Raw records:
○ ○ ○ ○ ○ ○ ○

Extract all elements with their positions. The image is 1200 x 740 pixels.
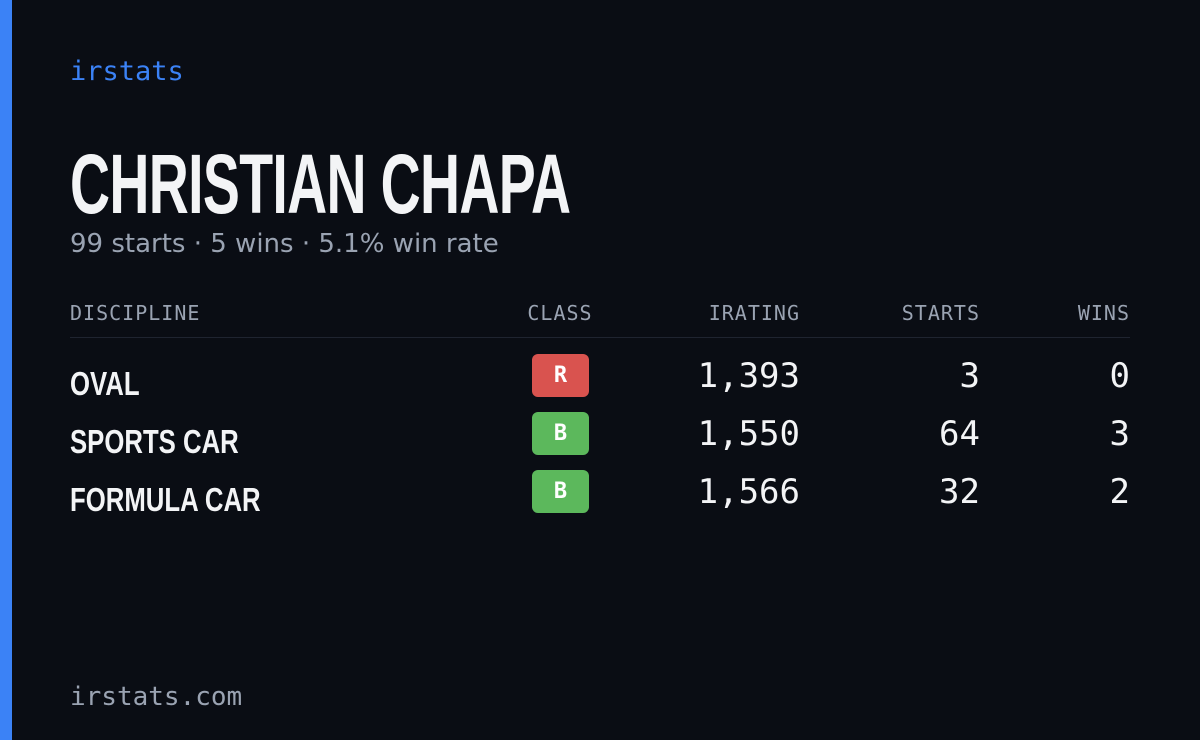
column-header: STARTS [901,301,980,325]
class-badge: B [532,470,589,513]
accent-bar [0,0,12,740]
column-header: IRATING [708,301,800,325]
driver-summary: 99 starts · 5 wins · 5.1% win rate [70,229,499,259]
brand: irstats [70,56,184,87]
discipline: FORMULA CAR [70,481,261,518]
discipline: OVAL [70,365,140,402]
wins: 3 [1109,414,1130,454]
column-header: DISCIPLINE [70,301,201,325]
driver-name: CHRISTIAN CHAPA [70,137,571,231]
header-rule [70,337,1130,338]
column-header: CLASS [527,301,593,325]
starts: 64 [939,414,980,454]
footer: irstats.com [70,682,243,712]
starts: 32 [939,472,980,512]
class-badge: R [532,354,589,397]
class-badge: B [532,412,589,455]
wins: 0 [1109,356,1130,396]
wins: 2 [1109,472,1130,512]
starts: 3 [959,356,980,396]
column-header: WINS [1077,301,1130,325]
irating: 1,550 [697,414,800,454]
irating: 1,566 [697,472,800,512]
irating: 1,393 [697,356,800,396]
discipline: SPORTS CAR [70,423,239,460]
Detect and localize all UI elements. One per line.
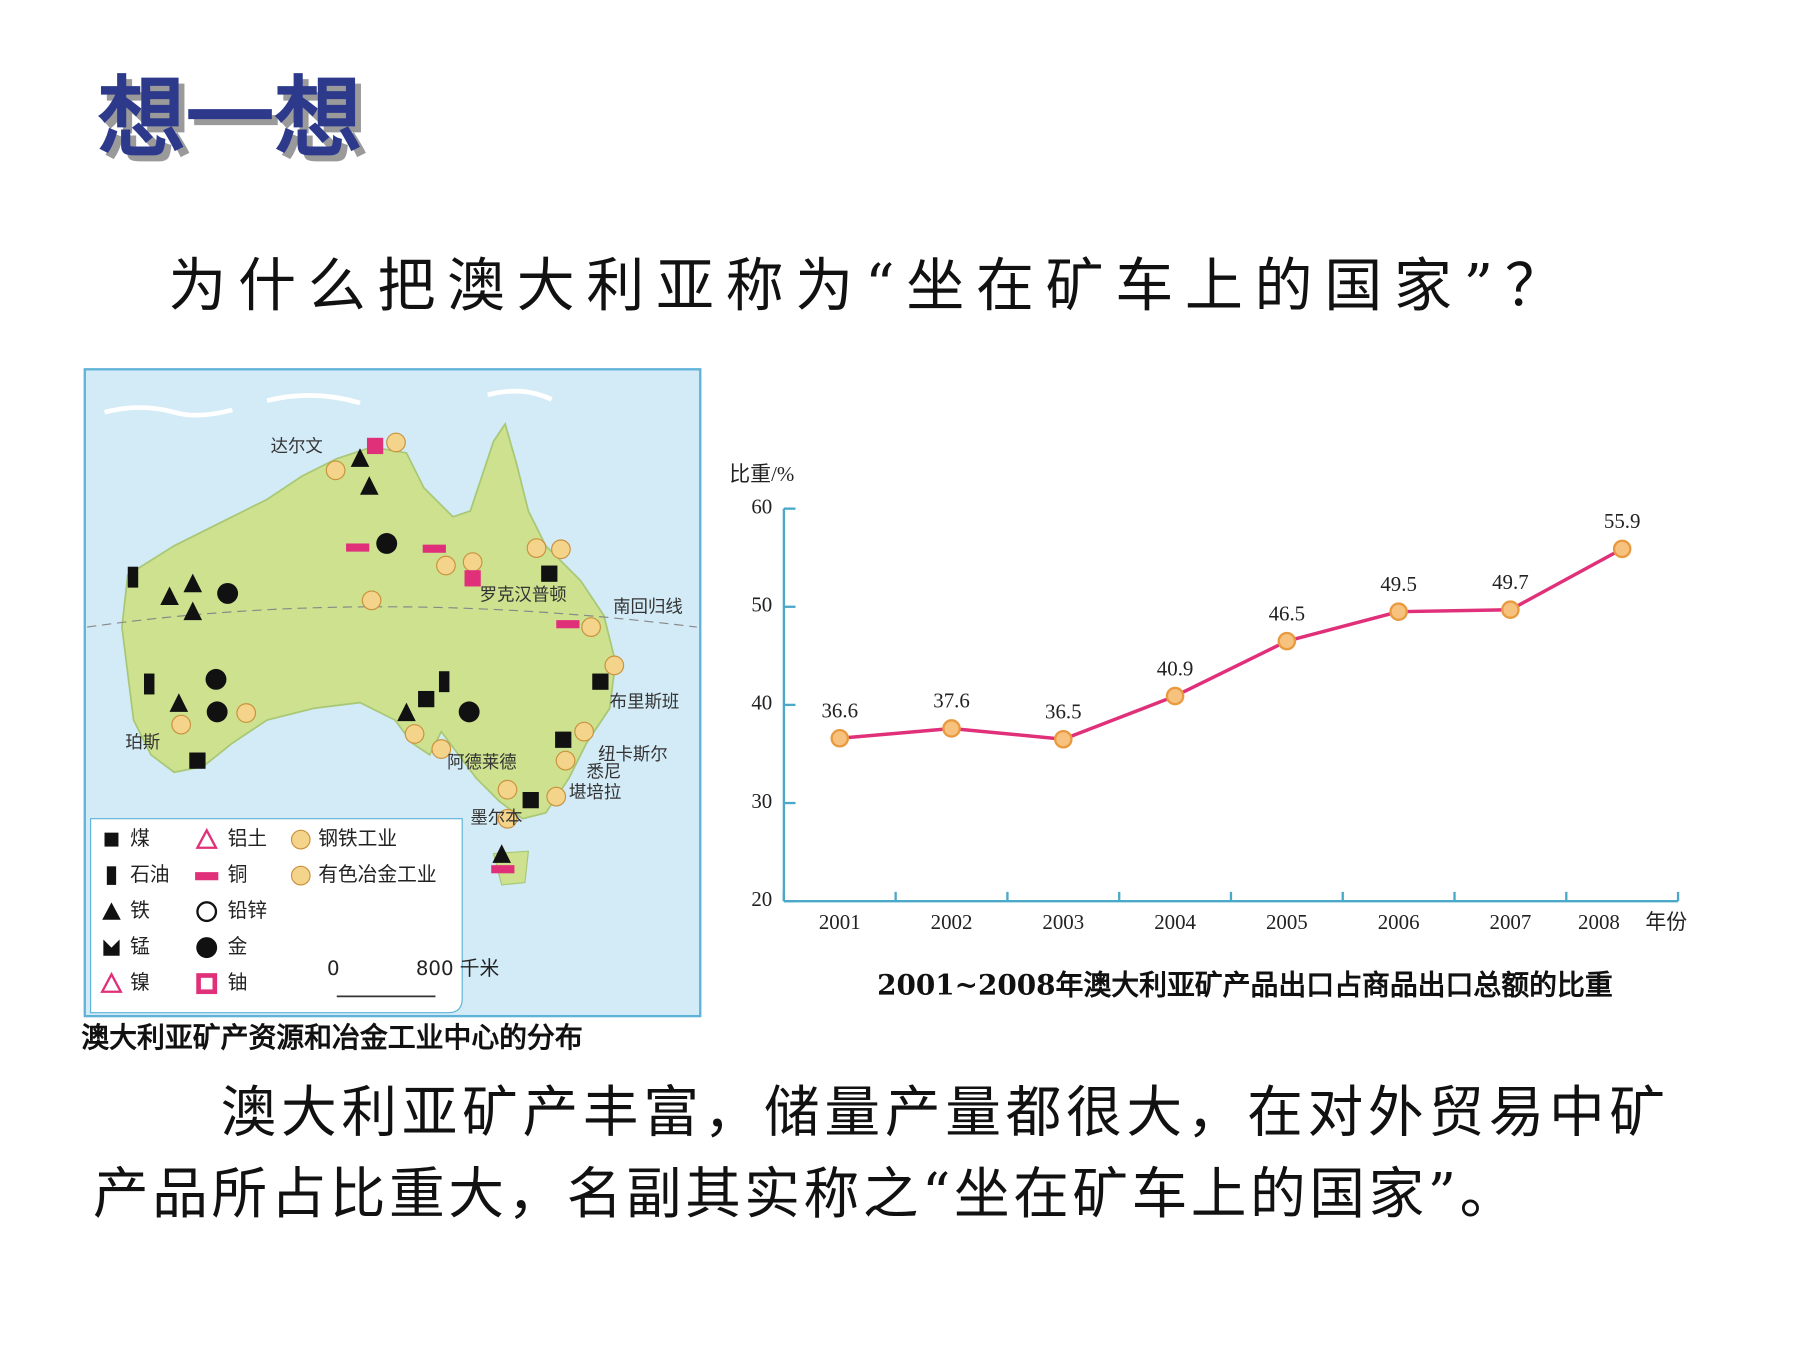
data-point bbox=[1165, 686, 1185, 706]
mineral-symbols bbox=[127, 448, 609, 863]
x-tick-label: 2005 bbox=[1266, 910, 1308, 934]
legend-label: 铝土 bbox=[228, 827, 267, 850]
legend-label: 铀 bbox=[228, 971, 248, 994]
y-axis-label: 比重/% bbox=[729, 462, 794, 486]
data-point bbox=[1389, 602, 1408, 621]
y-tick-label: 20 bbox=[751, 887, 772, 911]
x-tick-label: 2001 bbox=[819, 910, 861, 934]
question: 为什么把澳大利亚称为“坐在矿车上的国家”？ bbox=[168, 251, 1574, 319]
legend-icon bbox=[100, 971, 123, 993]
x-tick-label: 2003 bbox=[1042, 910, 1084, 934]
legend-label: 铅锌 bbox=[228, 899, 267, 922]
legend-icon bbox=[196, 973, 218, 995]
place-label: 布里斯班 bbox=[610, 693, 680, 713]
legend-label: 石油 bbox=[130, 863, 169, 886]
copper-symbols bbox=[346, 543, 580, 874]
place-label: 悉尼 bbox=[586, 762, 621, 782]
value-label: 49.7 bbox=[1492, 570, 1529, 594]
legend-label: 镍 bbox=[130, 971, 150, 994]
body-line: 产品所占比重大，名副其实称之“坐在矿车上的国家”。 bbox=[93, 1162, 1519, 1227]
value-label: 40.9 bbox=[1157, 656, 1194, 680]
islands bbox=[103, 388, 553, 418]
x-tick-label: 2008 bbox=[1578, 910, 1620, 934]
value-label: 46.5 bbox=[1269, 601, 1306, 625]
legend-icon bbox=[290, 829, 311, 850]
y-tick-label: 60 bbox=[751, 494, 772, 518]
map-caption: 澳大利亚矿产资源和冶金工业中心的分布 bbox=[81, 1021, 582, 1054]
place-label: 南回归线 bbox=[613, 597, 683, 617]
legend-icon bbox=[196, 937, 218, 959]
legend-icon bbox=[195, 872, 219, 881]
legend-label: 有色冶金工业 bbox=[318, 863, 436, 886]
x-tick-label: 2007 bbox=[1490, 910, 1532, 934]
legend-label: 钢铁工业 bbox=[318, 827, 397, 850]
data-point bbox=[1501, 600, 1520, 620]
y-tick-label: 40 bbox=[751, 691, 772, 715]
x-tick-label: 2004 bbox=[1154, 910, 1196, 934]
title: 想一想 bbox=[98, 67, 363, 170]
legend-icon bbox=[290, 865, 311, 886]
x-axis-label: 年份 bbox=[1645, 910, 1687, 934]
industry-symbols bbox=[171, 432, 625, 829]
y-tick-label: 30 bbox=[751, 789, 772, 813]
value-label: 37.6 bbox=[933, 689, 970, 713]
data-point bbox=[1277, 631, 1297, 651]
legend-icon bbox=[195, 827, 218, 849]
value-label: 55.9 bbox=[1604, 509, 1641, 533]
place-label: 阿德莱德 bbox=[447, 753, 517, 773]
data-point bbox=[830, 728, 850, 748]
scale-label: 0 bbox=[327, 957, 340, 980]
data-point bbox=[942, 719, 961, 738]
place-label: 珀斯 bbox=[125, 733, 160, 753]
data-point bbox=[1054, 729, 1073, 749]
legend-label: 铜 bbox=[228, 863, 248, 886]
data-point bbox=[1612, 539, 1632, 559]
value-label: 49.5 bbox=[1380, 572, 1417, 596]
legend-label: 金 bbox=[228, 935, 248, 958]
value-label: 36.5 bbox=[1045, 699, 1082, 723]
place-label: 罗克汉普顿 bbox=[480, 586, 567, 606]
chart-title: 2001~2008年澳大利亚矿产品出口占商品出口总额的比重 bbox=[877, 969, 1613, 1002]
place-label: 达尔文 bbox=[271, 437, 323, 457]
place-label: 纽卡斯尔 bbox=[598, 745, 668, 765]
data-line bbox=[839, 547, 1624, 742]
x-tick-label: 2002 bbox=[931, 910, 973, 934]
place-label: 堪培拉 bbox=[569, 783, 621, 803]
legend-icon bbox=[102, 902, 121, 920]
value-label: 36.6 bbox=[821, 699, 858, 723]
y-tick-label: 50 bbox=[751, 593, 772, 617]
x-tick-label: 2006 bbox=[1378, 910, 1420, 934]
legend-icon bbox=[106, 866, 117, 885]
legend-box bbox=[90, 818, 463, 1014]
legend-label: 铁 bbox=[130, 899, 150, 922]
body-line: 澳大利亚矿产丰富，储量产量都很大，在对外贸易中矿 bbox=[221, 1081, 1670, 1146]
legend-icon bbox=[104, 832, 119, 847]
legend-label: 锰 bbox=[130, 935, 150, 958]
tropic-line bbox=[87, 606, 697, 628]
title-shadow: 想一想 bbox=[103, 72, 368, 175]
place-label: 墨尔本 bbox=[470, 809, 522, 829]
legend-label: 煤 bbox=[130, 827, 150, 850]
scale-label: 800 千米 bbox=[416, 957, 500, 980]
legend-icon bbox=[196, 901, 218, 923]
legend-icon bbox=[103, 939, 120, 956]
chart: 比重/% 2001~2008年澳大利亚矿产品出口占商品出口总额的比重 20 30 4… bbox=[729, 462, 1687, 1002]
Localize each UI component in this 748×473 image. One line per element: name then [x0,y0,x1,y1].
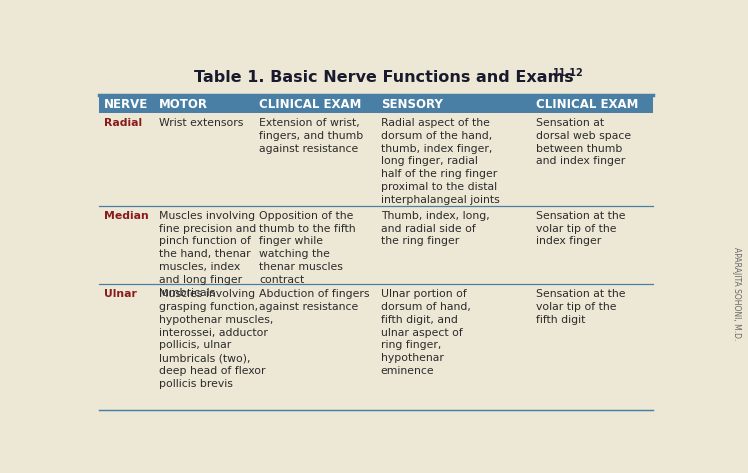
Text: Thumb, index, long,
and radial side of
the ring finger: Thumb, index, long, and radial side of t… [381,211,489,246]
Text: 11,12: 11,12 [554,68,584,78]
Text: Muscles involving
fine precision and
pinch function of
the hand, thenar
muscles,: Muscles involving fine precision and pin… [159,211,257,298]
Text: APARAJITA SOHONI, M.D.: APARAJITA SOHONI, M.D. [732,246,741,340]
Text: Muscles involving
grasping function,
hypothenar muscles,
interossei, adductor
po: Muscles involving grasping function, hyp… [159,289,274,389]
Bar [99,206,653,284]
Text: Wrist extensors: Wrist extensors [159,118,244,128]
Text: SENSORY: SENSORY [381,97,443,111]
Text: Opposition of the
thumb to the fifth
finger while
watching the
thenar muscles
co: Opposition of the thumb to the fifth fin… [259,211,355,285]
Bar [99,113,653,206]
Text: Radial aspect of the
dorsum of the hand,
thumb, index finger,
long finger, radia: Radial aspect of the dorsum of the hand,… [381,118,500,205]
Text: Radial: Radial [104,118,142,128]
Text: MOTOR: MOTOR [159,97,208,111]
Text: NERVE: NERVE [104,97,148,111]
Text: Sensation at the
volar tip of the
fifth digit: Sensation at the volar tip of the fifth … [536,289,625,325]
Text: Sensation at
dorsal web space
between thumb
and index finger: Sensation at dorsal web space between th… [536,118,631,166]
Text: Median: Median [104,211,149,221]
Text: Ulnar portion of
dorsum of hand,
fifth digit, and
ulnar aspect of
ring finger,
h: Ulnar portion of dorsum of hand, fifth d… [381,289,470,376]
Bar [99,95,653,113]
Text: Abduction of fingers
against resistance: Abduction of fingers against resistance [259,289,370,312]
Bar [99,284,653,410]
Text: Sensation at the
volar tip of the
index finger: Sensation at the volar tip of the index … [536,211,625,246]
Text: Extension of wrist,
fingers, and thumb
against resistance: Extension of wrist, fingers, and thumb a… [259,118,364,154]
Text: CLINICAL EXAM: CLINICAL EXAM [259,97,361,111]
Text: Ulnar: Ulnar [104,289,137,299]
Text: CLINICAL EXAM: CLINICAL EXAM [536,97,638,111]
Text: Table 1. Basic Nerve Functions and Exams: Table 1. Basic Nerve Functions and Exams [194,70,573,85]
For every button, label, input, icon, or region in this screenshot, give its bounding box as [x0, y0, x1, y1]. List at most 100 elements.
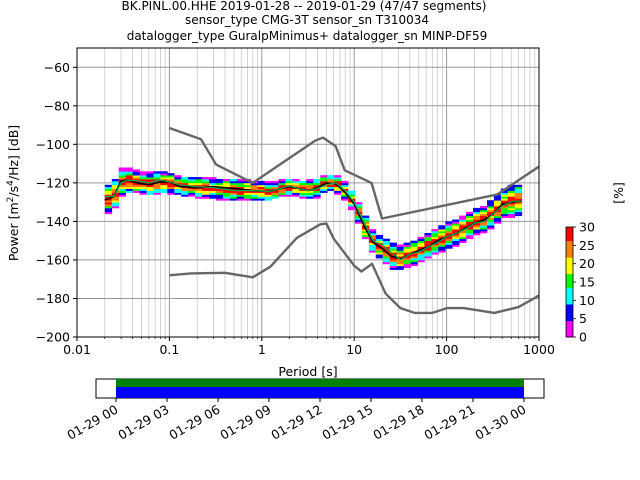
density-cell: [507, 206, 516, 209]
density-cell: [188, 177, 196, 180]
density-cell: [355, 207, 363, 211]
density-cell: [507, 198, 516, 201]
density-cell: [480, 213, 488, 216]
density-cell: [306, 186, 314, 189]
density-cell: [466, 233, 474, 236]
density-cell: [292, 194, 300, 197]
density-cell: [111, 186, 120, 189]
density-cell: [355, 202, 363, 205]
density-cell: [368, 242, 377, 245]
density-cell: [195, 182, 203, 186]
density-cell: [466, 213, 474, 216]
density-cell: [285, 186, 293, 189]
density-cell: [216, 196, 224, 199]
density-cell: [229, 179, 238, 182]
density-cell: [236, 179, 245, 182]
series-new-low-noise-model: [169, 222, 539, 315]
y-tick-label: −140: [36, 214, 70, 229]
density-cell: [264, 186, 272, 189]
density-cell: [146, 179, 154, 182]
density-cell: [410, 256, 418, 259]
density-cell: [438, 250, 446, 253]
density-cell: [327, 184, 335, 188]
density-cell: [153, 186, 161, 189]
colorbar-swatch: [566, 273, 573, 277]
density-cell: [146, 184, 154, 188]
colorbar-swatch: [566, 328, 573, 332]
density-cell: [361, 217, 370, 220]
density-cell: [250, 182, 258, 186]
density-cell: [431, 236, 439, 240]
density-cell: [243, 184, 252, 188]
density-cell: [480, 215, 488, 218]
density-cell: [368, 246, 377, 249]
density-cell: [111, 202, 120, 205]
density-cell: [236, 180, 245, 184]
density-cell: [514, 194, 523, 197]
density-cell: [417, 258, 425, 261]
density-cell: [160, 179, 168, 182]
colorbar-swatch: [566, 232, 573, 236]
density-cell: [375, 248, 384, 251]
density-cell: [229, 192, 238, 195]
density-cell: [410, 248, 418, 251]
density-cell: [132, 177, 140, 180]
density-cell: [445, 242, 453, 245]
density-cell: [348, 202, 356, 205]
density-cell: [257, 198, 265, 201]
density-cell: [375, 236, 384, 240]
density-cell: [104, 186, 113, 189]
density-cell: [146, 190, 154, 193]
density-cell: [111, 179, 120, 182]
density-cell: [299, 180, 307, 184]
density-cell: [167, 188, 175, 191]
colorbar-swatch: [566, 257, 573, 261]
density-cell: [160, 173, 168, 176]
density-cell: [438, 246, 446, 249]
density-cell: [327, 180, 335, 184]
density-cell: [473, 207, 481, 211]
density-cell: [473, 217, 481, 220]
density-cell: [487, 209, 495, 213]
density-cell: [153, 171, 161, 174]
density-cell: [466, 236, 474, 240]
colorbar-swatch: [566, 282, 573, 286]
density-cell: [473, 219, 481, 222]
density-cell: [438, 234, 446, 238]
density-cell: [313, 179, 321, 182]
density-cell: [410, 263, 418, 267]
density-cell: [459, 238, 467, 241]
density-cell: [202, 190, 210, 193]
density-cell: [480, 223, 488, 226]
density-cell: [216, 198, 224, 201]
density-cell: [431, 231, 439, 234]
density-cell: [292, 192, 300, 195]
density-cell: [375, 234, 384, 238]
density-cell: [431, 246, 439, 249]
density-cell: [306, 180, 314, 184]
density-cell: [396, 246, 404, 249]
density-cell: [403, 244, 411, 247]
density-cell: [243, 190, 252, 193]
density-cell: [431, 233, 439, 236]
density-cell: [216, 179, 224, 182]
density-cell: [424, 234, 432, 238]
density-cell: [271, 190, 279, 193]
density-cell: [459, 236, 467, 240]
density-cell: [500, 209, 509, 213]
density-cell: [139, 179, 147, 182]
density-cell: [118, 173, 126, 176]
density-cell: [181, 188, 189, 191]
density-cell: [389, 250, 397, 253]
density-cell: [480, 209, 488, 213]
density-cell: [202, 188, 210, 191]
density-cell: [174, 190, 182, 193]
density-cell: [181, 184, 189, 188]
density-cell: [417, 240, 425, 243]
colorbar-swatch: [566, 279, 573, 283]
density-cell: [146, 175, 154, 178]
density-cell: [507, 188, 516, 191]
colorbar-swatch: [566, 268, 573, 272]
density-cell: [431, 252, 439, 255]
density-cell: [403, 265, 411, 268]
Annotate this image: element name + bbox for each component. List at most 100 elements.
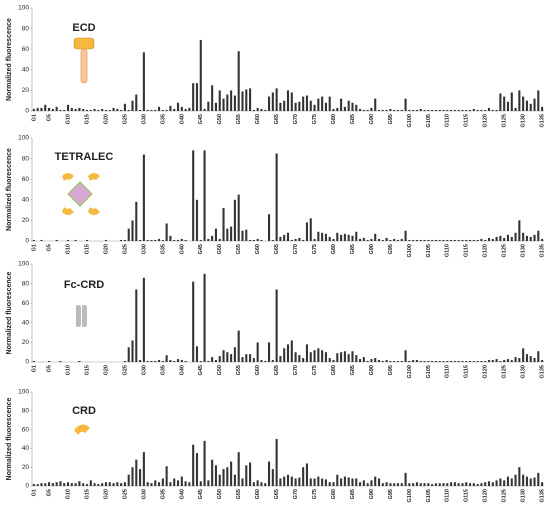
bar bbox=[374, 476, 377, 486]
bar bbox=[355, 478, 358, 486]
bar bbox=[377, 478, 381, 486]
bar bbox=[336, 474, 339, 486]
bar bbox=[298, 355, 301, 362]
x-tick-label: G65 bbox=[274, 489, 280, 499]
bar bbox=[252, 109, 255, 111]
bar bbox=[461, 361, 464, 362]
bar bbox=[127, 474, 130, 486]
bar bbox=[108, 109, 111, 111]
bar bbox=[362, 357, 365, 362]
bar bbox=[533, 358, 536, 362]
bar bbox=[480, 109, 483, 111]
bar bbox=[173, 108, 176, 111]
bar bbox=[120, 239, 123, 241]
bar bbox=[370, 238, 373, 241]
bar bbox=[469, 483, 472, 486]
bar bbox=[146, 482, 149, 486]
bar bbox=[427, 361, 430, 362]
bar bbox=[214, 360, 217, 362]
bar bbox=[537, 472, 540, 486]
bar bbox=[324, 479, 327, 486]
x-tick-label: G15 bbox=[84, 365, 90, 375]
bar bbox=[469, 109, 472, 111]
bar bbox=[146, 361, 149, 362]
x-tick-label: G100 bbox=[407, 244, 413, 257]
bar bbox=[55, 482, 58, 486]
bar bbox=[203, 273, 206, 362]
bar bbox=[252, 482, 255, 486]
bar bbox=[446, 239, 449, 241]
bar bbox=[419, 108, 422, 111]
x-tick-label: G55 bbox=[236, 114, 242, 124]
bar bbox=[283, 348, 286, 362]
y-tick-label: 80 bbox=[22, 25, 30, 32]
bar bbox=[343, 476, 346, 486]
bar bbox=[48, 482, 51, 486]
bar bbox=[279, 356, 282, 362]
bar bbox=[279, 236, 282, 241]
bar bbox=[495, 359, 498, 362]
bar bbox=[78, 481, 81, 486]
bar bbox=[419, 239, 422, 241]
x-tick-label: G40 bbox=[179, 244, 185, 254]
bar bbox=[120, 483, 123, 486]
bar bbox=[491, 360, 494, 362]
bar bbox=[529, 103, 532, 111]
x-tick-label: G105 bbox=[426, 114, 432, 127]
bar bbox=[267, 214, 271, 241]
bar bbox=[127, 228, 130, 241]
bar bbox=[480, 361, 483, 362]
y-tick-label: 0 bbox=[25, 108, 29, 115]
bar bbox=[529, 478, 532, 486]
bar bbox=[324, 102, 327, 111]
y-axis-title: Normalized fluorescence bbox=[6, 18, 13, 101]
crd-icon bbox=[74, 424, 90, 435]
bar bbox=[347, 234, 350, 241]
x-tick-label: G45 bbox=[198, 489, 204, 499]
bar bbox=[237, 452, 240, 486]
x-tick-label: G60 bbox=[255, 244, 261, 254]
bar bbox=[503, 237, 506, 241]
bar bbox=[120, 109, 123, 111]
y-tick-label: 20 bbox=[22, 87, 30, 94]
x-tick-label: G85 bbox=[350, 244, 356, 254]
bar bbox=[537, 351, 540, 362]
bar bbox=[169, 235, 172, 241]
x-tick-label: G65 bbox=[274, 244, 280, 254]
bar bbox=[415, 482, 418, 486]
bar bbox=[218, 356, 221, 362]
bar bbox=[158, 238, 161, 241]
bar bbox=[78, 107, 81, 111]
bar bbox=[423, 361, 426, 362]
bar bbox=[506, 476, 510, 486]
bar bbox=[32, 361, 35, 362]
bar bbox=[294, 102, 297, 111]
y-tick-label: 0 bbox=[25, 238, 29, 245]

○ ○ ○ ○ ○ ○ ○

- _What you should do_
Copy out the lines of the material above, beginning with the line that contains "bar bbox=[374, 476, 377, 486]" and continuing through the line that contains "bar bbox=[469, 483, 472, 486]", with both of those lines included. Keep every character unchanged.

- _Exercise response_
bar bbox=[374, 476, 377, 486]
bar bbox=[355, 478, 358, 486]
bar bbox=[377, 478, 381, 486]
bar bbox=[336, 474, 339, 486]
bar bbox=[298, 355, 301, 362]
x-tick-label: G65 bbox=[274, 489, 280, 499]
bar bbox=[252, 109, 255, 111]
bar bbox=[461, 361, 464, 362]
bar bbox=[127, 474, 130, 486]
bar bbox=[108, 109, 111, 111]
bar bbox=[362, 357, 365, 362]
bar bbox=[533, 358, 536, 362]
bar bbox=[480, 109, 483, 111]
bar bbox=[173, 108, 176, 111]
bar bbox=[120, 239, 123, 241]
bar bbox=[370, 238, 373, 241]
bar bbox=[469, 483, 472, 486]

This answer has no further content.